** BEGIN Exercise input **
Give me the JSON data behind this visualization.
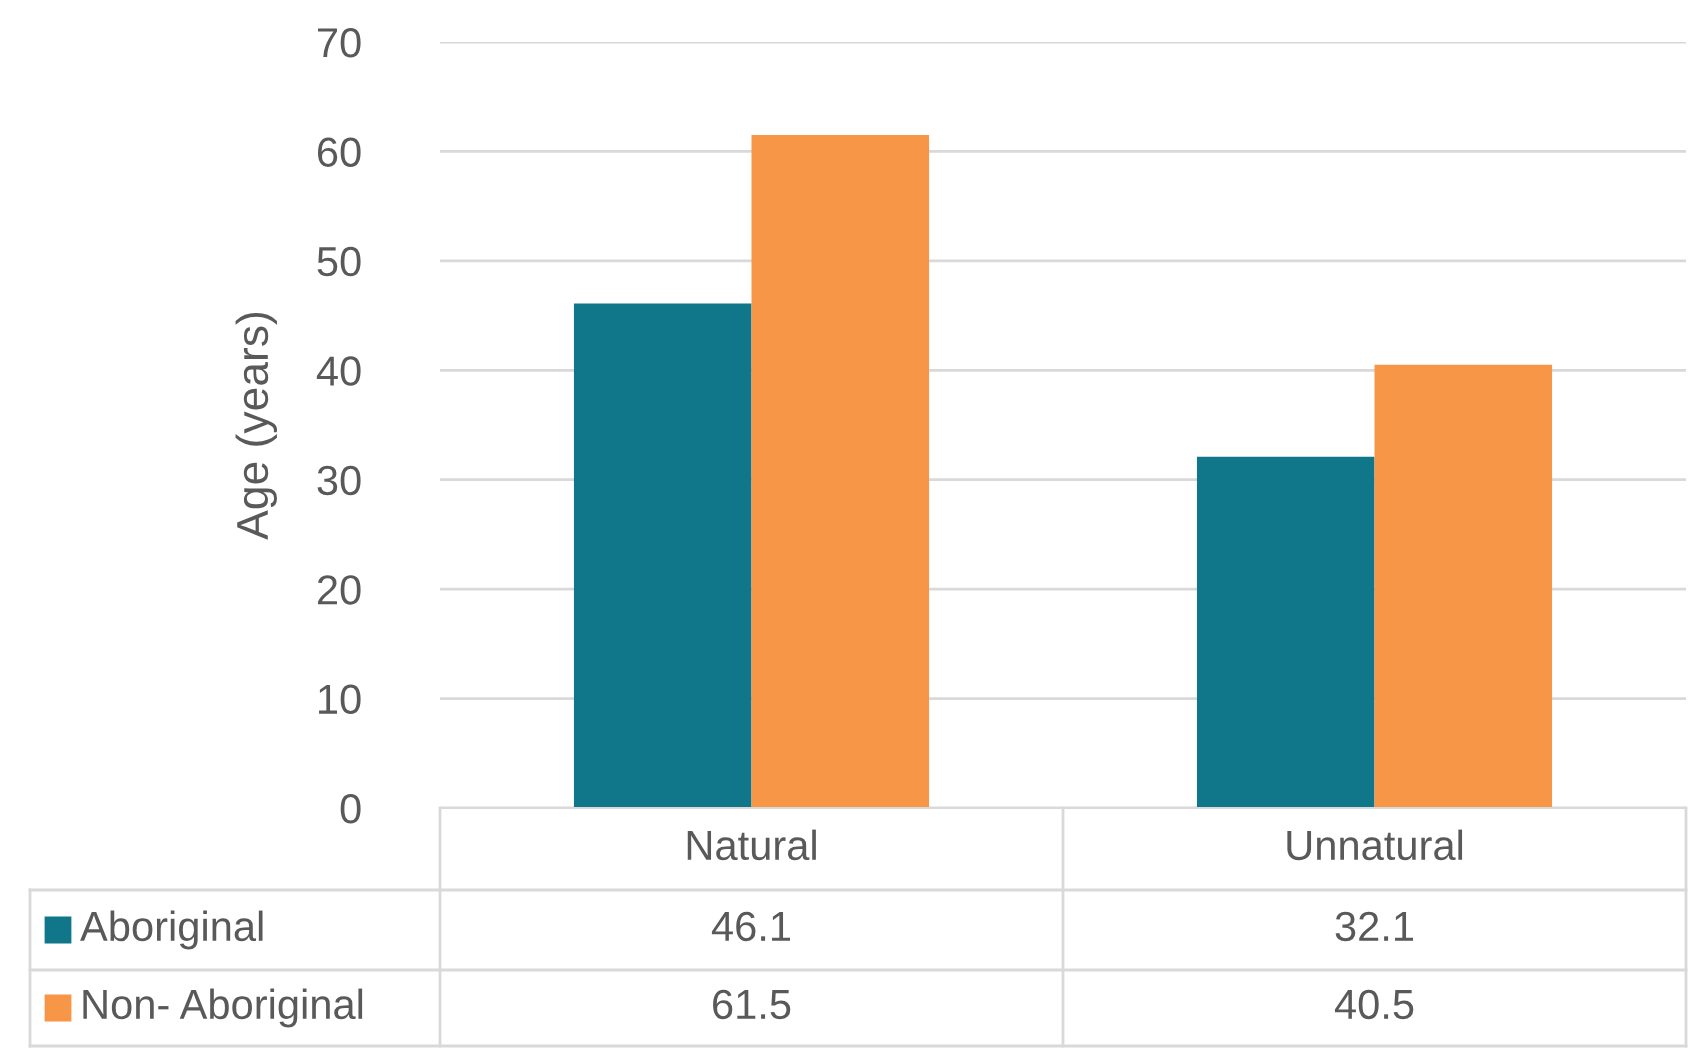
{
  "chart_data": {
    "type": "bar",
    "ylabel": "Age (years)",
    "categories": [
      "Natural",
      "Unnatural"
    ],
    "series": [
      {
        "name": "Aboriginal",
        "color": "#10778a",
        "values": [
          46.1,
          32.1
        ]
      },
      {
        "name": "Non- Aboriginal",
        "color": "#f79646",
        "values": [
          61.5,
          40.5
        ]
      }
    ],
    "ylim": [
      0,
      70
    ],
    "yticks": [
      0,
      10,
      20,
      30,
      40,
      50,
      60,
      70
    ],
    "grid": "y",
    "data_labels": true,
    "legend": "bottom left"
  }
}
** END Exercise input **
_Written request_
Go through the material and select each line with the string "name" in it.

_Exercise response_
        "name": "Aboriginal",
        "name": "Non- Aboriginal",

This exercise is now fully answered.